§ What you have to do: Each line of the listing must be transcribed exactly, except for the images, which should be excluded.

Dataset listings of figures:
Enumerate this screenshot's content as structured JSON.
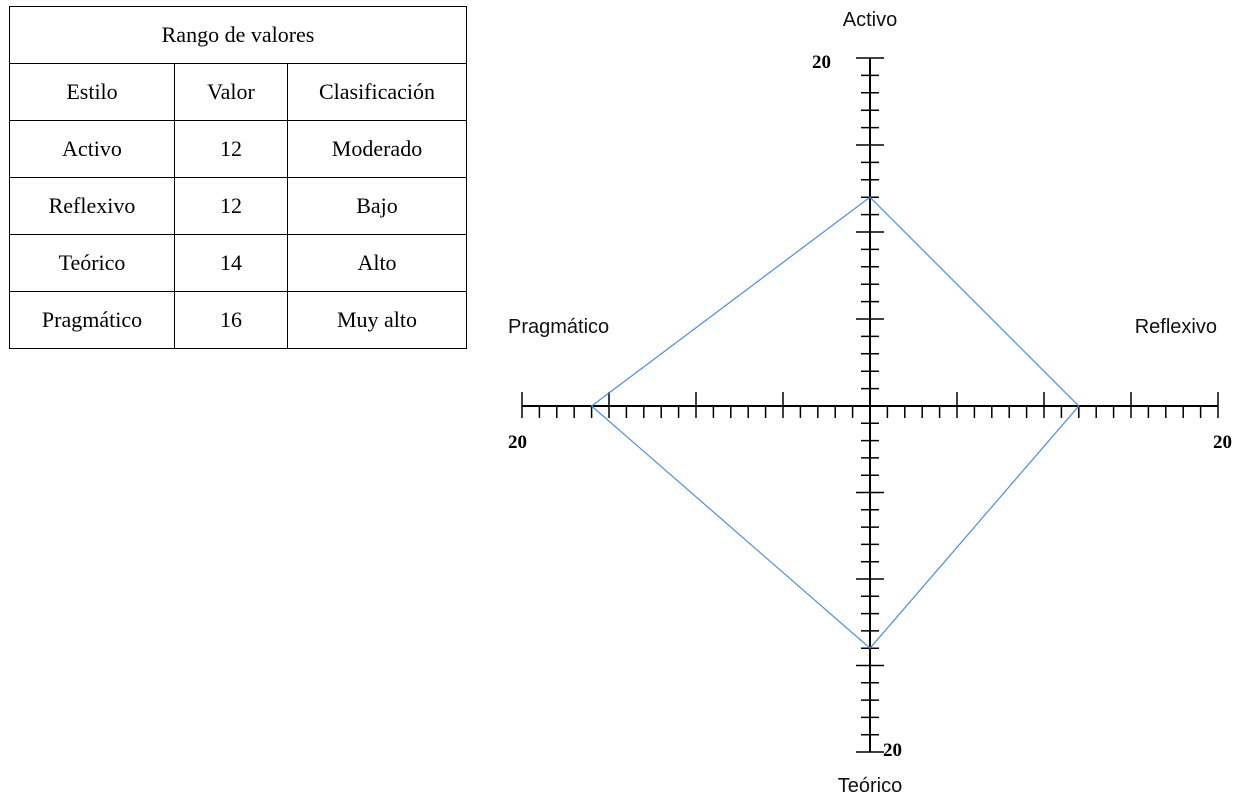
{
  "table": {
    "title": "Rango de valores",
    "headers": [
      "Estilo",
      "Valor",
      "Clasificación"
    ],
    "rows": [
      [
        "Activo",
        "12",
        "Moderado"
      ],
      [
        "Reflexivo",
        "12",
        "Bajo"
      ],
      [
        "Teórico",
        "14",
        "Alto"
      ],
      [
        "Pragmático",
        "16",
        "Muy alto"
      ]
    ]
  },
  "chart_data": {
    "type": "radar",
    "axes": [
      "Activo",
      "Reflexivo",
      "Teórico",
      "Pragmático"
    ],
    "axis_max": 20,
    "axis_tick_labels": {
      "Activo": "20",
      "Reflexivo": "20",
      "Teórico": "20",
      "Pragmático": "20"
    },
    "values": [
      12,
      12,
      14,
      16
    ],
    "line_color": "#4a8fd6",
    "axis_color": "#000000"
  }
}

§ Result of the exercise:
Enumerate this screenshot's content as structured JSON.
{
  "table": {
    "title": "Rango de valores",
    "headers": [
      "Estilo",
      "Valor",
      "Clasificación"
    ],
    "rows": [
      [
        "Activo",
        "12",
        "Moderado"
      ],
      [
        "Reflexivo",
        "12",
        "Bajo"
      ],
      [
        "Teórico",
        "14",
        "Alto"
      ],
      [
        "Pragmático",
        "16",
        "Muy alto"
      ]
    ]
  },
  "chart_data": {
    "type": "radar",
    "axes": [
      "Activo",
      "Reflexivo",
      "Teórico",
      "Pragmático"
    ],
    "axis_max": 20,
    "axis_tick_labels": {
      "Activo": "20",
      "Reflexivo": "20",
      "Teórico": "20",
      "Pragmático": "20"
    },
    "values": [
      12,
      12,
      14,
      16
    ],
    "line_color": "#4a8fd6",
    "axis_color": "#000000"
  }
}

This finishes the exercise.